» TASK OBJECTIVE
Scan the records for the word "this". Copy each line that includes it.

» INPUT ROWS
— start —

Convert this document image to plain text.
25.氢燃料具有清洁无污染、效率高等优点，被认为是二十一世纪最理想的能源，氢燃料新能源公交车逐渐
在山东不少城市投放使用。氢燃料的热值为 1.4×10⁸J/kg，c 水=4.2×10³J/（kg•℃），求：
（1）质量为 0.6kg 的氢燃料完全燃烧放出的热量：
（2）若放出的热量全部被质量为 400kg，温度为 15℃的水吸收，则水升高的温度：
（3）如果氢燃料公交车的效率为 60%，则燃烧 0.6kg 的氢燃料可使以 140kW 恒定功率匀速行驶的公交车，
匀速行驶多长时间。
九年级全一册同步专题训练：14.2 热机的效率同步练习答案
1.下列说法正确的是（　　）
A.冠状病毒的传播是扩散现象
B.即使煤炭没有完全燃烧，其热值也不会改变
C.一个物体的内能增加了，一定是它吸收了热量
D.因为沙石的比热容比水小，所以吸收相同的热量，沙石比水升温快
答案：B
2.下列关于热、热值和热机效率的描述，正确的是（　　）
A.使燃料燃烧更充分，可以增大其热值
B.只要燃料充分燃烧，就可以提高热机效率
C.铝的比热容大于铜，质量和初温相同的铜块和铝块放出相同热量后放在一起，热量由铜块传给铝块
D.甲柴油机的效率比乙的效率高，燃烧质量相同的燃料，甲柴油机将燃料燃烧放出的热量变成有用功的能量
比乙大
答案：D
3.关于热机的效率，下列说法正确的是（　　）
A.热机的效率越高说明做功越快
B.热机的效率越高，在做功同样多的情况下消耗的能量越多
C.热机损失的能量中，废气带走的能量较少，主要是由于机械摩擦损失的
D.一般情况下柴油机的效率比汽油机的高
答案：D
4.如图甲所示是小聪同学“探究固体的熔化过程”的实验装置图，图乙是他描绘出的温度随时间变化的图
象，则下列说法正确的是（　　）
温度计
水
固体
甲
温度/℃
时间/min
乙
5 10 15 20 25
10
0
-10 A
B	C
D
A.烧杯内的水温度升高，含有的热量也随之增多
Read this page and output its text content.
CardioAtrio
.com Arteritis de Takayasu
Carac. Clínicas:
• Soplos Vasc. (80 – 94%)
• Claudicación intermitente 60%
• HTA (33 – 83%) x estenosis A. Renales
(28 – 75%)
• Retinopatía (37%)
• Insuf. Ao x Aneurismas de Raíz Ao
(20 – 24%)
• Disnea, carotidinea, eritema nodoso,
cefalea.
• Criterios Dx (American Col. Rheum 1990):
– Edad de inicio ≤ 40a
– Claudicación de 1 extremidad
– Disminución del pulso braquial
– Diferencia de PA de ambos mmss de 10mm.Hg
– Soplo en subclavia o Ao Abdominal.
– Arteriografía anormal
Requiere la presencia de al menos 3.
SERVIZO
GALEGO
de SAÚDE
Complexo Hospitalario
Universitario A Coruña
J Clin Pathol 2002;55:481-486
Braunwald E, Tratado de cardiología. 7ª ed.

— end —

» TASK OUTPUT
Convert this document image to plain text.
Read this page and output its text content.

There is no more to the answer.